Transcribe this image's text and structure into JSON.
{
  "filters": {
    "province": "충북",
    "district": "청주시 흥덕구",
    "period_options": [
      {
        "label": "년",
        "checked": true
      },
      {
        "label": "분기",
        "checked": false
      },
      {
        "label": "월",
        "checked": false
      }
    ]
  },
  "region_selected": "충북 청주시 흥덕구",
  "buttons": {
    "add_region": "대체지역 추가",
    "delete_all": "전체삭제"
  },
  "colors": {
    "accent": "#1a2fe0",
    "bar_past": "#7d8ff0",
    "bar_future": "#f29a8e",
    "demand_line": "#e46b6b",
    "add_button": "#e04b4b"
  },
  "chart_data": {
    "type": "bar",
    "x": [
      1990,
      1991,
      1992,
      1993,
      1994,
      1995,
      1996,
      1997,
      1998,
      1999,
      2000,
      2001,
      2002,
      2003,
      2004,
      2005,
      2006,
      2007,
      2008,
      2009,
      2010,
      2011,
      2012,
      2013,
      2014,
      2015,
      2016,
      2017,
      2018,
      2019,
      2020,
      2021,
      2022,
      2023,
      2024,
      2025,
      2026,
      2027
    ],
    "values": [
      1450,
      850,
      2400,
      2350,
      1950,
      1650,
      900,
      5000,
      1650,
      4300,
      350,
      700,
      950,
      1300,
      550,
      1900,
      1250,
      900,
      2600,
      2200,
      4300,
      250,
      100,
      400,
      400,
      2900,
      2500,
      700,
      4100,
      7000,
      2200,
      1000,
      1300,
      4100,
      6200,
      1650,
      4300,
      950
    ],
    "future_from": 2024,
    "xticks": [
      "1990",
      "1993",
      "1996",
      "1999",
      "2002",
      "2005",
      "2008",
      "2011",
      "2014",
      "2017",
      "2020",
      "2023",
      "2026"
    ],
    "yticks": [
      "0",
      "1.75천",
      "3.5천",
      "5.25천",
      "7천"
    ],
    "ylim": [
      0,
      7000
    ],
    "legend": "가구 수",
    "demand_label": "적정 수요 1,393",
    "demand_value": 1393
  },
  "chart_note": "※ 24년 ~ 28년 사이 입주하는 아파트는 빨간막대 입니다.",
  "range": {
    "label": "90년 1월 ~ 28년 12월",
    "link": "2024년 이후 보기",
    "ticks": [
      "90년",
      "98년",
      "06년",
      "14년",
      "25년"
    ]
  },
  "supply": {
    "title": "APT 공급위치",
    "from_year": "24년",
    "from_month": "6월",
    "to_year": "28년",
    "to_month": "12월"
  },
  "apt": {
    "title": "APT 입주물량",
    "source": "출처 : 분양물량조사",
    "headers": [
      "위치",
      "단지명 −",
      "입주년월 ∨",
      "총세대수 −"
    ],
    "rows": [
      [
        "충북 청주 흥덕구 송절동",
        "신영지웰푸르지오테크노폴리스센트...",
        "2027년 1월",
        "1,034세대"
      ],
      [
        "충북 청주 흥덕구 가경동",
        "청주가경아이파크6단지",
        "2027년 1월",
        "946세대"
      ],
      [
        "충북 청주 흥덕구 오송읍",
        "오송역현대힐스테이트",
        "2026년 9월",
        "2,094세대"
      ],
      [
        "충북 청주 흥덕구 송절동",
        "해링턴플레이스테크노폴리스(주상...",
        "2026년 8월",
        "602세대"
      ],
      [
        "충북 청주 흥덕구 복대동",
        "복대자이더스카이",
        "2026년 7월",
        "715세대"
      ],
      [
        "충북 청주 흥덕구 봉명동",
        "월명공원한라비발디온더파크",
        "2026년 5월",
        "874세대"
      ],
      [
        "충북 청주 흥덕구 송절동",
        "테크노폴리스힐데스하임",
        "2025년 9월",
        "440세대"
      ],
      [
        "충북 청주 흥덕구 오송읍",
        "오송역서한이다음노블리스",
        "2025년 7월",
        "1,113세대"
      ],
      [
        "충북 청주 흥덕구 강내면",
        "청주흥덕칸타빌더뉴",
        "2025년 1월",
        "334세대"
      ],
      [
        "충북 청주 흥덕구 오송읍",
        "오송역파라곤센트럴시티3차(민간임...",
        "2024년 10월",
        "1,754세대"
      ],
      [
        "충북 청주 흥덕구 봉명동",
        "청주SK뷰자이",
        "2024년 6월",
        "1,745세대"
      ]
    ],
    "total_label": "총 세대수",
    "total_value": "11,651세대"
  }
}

▶ _Problem requirements_
Return the listing above in its exact form.

▶ _Answer to this problem_
Transcribe this image's text and structure into JSON.
{
  "filters": {
    "province": "충북",
    "district": "청주시 흥덕구",
    "period_options": [
      {
        "label": "년",
        "checked": true
      },
      {
        "label": "분기",
        "checked": false
      },
      {
        "label": "월",
        "checked": false
      }
    ]
  },
  "region_selected": "충북 청주시 흥덕구",
  "buttons": {
    "add_region": "대체지역 추가",
    "delete_all": "전체삭제"
  },
  "colors": {
    "accent": "#1a2fe0",
    "bar_past": "#7d8ff0",
    "bar_future": "#f29a8e",
    "demand_line": "#e46b6b",
    "add_button": "#e04b4b"
  },
  "chart_data": {
    "type": "bar",
    "x": [
      1990,
      1991,
      1992,
      1993,
      1994,
      1995,
      1996,
      1997,
      1998,
      1999,
      2000,
      2001,
      2002,
      2003,
      2004,
      2005,
      2006,
      2007,
      2008,
      2009,
      2010,
      2011,
      2012,
      2013,
      2014,
      2015,
      2016,
      2017,
      2018,
      2019,
      2020,
      2021,
      2022,
      2023,
      2024,
      2025,
      2026,
      2027
    ],
    "values": [
      1450,
      850,
      2400,
      2350,
      1950,
      1650,
      900,
      5000,
      1650,
      4300,
      350,
      700,
      950,
      1300,
      550,
      1900,
      1250,
      900,
      2600,
      2200,
      4300,
      250,
      100,
      400,
      400,
      2900,
      2500,
      700,
      4100,
      7000,
      2200,
      1000,
      1300,
      4100,
      6200,
      1650,
      4300,
      950
    ],
    "future_from": 2024,
    "xticks": [
      "1990",
      "1993",
      "1996",
      "1999",
      "2002",
      "2005",
      "2008",
      "2011",
      "2014",
      "2017",
      "2020",
      "2023",
      "2026"
    ],
    "yticks": [
      "0",
      "1.75천",
      "3.5천",
      "5.25천",
      "7천"
    ],
    "ylim": [
      0,
      7000
    ],
    "legend": "가구 수",
    "demand_label": "적정 수요 1,393",
    "demand_value": 1393
  },
  "chart_note": "※ 24년 ~ 28년 사이 입주하는 아파트는 빨간막대 입니다.",
  "range": {
    "label": "90년 1월 ~ 28년 12월",
    "link": "2024년 이후 보기",
    "ticks": [
      "90년",
      "98년",
      "06년",
      "14년",
      "25년"
    ]
  },
  "supply": {
    "title": "APT 공급위치",
    "from_year": "24년",
    "from_month": "6월",
    "to_year": "28년",
    "to_month": "12월"
  },
  "apt": {
    "title": "APT 입주물량",
    "source": "출처 : 분양물량조사",
    "headers": [
      "위치",
      "단지명 −",
      "입주년월 ∨",
      "총세대수 −"
    ],
    "rows": [
      [
        "충북 청주 흥덕구 송절동",
        "신영지웰푸르지오테크노폴리스센트...",
        "2027년 1월",
        "1,034세대"
      ],
      [
        "충북 청주 흥덕구 가경동",
        "청주가경아이파크6단지",
        "2027년 1월",
        "946세대"
      ],
      [
        "충북 청주 흥덕구 오송읍",
        "오송역현대힐스테이트",
        "2026년 9월",
        "2,094세대"
      ],
      [
        "충북 청주 흥덕구 송절동",
        "해링턴플레이스테크노폴리스(주상...",
        "2026년 8월",
        "602세대"
      ],
      [
        "충북 청주 흥덕구 복대동",
        "복대자이더스카이",
        "2026년 7월",
        "715세대"
      ],
      [
        "충북 청주 흥덕구 봉명동",
        "월명공원한라비발디온더파크",
        "2026년 5월",
        "874세대"
      ],
      [
        "충북 청주 흥덕구 송절동",
        "테크노폴리스힐데스하임",
        "2025년 9월",
        "440세대"
      ],
      [
        "충북 청주 흥덕구 오송읍",
        "오송역서한이다음노블리스",
        "2025년 7월",
        "1,113세대"
      ],
      [
        "충북 청주 흥덕구 강내면",
        "청주흥덕칸타빌더뉴",
        "2025년 1월",
        "334세대"
      ],
      [
        "충북 청주 흥덕구 오송읍",
        "오송역파라곤센트럴시티3차(민간임...",
        "2024년 10월",
        "1,754세대"
      ],
      [
        "충북 청주 흥덕구 봉명동",
        "청주SK뷰자이",
        "2024년 6월",
        "1,745세대"
      ]
    ],
    "total_label": "총 세대수",
    "total_value": "11,651세대"
  }
}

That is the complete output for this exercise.